# start of EXERCISE MATERIAL

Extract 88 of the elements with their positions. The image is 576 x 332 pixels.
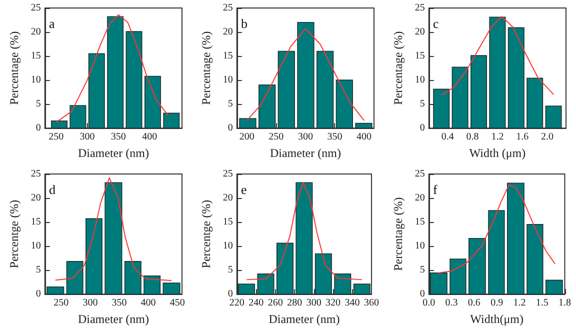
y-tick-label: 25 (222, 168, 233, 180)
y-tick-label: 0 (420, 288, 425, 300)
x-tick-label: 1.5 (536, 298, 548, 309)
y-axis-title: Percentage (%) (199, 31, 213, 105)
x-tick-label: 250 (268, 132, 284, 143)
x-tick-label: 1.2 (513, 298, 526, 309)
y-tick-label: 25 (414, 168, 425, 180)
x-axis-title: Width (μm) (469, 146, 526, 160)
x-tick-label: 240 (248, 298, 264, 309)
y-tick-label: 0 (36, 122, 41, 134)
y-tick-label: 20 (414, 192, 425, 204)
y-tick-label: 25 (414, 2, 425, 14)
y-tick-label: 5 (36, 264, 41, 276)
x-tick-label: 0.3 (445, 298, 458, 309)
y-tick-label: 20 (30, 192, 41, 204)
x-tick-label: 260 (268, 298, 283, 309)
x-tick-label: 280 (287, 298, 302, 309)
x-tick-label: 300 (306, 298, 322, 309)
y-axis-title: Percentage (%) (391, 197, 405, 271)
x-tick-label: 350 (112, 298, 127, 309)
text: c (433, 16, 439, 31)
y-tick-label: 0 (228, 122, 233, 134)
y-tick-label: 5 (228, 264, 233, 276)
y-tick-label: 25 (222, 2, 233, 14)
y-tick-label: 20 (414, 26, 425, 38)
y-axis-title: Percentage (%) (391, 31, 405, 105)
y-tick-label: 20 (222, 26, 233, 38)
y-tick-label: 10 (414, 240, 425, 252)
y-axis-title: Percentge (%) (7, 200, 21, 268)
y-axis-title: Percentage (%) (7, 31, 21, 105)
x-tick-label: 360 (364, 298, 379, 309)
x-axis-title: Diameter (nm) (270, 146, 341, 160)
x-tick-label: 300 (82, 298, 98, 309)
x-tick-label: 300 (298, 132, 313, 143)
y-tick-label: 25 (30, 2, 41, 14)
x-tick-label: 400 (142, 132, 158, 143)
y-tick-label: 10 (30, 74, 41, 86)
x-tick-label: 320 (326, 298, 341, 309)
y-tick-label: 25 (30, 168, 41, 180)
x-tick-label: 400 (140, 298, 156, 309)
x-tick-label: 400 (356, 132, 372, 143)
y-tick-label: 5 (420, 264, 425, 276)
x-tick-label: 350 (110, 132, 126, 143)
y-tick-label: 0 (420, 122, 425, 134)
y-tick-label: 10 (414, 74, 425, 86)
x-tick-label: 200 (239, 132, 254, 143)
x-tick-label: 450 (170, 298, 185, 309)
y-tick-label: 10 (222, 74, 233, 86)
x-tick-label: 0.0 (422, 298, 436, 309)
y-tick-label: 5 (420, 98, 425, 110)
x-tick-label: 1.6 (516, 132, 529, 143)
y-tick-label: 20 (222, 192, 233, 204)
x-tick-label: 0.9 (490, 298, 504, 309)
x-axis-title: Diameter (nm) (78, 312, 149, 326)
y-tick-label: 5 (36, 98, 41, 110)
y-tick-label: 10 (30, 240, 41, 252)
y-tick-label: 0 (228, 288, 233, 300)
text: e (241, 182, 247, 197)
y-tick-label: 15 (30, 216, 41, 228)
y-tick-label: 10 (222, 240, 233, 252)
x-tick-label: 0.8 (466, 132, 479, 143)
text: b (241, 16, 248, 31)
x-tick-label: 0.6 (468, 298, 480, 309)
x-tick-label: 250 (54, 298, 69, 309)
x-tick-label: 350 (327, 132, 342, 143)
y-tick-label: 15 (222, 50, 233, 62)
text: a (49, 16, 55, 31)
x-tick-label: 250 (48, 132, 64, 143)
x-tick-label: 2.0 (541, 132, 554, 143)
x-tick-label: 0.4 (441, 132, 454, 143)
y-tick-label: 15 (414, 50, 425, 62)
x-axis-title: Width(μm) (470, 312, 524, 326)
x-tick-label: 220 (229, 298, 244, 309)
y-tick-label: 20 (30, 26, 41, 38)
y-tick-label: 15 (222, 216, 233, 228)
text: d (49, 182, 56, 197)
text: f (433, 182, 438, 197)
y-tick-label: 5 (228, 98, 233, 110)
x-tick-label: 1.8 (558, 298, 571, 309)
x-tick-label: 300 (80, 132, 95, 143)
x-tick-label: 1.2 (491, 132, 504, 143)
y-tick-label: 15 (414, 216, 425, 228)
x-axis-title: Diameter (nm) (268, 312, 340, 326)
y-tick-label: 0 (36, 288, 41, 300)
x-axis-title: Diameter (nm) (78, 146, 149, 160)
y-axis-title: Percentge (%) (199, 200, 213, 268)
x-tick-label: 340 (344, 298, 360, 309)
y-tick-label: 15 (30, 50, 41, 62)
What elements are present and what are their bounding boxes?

# end of EXERCISE MATERIAL
# start of EXERCISE MATERIAL

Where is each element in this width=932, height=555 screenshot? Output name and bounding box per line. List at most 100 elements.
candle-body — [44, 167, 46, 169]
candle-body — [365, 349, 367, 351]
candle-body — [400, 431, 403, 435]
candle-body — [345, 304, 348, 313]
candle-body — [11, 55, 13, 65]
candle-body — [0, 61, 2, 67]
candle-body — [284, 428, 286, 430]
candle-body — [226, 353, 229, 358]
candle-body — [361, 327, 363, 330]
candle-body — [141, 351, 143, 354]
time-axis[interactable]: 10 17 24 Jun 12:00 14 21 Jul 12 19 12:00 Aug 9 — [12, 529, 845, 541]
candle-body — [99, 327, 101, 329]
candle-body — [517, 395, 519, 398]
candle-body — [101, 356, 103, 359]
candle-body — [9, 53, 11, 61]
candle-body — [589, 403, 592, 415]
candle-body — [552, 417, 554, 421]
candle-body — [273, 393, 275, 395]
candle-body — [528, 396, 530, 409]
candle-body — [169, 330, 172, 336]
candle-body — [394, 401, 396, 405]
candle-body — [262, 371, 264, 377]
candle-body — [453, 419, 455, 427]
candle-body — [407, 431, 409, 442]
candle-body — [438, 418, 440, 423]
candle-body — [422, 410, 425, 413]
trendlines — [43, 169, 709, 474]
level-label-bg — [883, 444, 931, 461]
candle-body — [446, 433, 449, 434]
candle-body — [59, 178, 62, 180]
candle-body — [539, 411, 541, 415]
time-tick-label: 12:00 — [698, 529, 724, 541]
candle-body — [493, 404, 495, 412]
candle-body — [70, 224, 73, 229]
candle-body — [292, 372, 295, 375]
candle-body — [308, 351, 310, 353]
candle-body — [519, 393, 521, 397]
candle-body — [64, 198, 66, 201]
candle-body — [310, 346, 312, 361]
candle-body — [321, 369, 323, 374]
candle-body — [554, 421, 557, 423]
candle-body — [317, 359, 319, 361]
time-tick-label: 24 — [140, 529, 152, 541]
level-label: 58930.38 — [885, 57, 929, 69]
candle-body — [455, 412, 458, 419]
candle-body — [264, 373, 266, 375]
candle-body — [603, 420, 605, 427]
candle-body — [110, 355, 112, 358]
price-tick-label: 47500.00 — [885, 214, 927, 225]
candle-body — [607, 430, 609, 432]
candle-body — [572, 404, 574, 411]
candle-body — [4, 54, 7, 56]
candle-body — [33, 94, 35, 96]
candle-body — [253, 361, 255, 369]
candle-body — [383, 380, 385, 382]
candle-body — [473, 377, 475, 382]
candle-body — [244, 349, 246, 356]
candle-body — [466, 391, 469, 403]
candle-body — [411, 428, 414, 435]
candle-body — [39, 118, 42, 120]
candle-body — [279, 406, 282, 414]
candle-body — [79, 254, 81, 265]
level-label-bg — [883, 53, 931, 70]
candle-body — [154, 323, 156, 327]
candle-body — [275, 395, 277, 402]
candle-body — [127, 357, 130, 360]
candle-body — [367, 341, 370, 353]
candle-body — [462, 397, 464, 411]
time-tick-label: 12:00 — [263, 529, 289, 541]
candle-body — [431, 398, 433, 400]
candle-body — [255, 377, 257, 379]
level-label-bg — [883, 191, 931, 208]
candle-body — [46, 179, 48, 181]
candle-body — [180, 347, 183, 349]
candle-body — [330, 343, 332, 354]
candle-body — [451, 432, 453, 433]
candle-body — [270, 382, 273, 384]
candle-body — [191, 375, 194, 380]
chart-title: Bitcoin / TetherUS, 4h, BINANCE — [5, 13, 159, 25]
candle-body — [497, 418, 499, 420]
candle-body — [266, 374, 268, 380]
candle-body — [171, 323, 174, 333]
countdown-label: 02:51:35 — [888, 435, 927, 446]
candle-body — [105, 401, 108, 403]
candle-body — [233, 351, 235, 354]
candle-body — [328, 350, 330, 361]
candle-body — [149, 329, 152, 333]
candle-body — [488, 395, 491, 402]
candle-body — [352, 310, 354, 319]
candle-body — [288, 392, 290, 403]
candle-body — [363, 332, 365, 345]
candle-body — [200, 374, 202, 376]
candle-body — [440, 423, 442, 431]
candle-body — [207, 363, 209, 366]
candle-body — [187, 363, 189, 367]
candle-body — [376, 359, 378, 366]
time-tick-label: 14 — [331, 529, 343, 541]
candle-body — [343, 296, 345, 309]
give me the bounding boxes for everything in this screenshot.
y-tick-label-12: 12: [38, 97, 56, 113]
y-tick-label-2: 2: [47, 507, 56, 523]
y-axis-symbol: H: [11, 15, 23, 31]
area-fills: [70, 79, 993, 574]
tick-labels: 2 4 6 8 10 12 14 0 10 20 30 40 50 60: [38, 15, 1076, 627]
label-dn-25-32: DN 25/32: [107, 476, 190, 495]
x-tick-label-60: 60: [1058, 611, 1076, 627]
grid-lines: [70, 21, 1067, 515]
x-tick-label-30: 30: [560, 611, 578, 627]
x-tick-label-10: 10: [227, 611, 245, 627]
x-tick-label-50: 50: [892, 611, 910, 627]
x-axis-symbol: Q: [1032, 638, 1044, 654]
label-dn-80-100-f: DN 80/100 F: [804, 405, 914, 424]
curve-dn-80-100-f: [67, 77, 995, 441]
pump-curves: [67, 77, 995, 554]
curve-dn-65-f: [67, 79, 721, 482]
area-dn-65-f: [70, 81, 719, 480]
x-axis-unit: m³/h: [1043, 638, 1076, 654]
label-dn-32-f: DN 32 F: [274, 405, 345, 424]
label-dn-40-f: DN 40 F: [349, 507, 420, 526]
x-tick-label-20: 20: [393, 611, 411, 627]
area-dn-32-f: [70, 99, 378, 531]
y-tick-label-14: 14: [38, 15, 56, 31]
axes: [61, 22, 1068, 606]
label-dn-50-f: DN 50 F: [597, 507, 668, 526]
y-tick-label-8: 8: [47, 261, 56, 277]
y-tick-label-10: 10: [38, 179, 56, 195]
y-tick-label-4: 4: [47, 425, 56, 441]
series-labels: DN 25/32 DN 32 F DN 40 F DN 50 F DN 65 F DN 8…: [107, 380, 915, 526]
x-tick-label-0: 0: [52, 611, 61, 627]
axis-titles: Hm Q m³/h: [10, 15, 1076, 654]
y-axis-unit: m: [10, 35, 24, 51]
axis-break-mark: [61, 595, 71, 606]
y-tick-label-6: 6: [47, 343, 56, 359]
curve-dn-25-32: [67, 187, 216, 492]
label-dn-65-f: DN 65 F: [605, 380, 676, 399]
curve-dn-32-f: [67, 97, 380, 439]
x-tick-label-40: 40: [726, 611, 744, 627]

# end of EXERCISE MATERIAL
# start of EXERCISE MATERIAL

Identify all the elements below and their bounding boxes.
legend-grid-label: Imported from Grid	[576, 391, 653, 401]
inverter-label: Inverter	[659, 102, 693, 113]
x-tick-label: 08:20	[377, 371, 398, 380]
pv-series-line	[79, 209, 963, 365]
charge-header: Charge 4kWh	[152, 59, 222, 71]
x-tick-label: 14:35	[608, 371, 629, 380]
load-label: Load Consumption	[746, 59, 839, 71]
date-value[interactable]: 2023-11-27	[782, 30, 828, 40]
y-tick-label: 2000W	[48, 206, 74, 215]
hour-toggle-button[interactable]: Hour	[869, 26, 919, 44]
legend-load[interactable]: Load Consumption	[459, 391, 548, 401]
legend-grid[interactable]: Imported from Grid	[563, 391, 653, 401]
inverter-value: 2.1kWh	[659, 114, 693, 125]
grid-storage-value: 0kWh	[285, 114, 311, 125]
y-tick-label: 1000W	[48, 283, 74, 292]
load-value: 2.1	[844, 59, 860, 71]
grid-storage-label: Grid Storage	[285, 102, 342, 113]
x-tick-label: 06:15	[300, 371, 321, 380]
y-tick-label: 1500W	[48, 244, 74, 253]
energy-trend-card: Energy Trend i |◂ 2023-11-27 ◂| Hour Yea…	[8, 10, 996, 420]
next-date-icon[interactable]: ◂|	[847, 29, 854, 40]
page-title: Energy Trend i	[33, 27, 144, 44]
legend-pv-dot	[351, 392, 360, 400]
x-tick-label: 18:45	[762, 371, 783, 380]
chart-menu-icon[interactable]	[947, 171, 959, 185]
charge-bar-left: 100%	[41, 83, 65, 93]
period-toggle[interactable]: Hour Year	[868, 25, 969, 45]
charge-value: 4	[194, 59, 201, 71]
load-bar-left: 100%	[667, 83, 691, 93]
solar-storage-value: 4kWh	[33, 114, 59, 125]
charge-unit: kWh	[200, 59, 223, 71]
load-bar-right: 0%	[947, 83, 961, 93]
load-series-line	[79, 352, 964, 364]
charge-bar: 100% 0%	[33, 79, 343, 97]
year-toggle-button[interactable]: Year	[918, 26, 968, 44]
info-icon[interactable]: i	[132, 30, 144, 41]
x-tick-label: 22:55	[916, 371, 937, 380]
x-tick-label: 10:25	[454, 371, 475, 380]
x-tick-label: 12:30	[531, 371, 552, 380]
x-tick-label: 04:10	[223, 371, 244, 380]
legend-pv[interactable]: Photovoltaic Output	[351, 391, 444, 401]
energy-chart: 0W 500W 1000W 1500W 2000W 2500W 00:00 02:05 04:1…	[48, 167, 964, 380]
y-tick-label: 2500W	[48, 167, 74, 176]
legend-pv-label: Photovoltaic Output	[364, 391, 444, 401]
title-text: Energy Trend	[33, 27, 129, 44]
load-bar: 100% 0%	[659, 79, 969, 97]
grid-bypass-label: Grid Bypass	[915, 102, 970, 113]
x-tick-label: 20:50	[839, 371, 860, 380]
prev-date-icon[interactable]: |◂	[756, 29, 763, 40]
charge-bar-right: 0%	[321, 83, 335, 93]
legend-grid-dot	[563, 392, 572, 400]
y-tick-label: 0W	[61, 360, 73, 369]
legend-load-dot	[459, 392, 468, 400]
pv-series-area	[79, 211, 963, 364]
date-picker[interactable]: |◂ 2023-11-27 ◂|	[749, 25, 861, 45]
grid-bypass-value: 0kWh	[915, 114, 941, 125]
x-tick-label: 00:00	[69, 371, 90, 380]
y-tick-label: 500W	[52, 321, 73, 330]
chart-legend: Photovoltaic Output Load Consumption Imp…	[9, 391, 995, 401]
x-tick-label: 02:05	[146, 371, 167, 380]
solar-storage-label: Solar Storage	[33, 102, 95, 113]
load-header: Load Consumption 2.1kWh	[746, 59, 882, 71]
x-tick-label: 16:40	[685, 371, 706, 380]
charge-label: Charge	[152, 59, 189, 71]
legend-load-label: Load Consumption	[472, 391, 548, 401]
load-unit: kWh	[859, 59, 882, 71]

# end of EXERCISE MATERIAL

#### GOAL:
Could you swap "screenshot" for "screen capture" in the lines between the one containing "Where is each" and the one containing "candle-body — [422, 410, 425, 413]", inclusive, and give back only those lines with nothing else changed?

#### RESPONSE BELOW:
Where is each element in this width=932, height=555 screen capture? Output name and bounding box per line. List at most 100 elements.
candle-body — [44, 167, 46, 169]
candle-body — [365, 349, 367, 351]
candle-body — [400, 431, 403, 435]
candle-body — [345, 304, 348, 313]
candle-body — [11, 55, 13, 65]
candle-body — [0, 61, 2, 67]
candle-body — [284, 428, 286, 430]
candle-body — [226, 353, 229, 358]
candle-body — [361, 327, 363, 330]
candle-body — [141, 351, 143, 354]
time-axis[interactable]: 10 17 24 Jun 12:00 14 21 Jul 12 19 12:00 Aug 9 — [12, 529, 845, 541]
candle-body — [99, 327, 101, 329]
candle-body — [517, 395, 519, 398]
candle-body — [101, 356, 103, 359]
candle-body — [9, 53, 11, 61]
candle-body — [589, 403, 592, 415]
candle-body — [552, 417, 554, 421]
candle-body — [273, 393, 275, 395]
candle-body — [528, 396, 530, 409]
candle-body — [169, 330, 172, 336]
candle-body — [394, 401, 396, 405]
candle-body — [262, 371, 264, 377]
candle-body — [453, 419, 455, 427]
candle-body — [407, 431, 409, 442]
candle-body — [438, 418, 440, 423]
candle-body — [422, 410, 425, 413]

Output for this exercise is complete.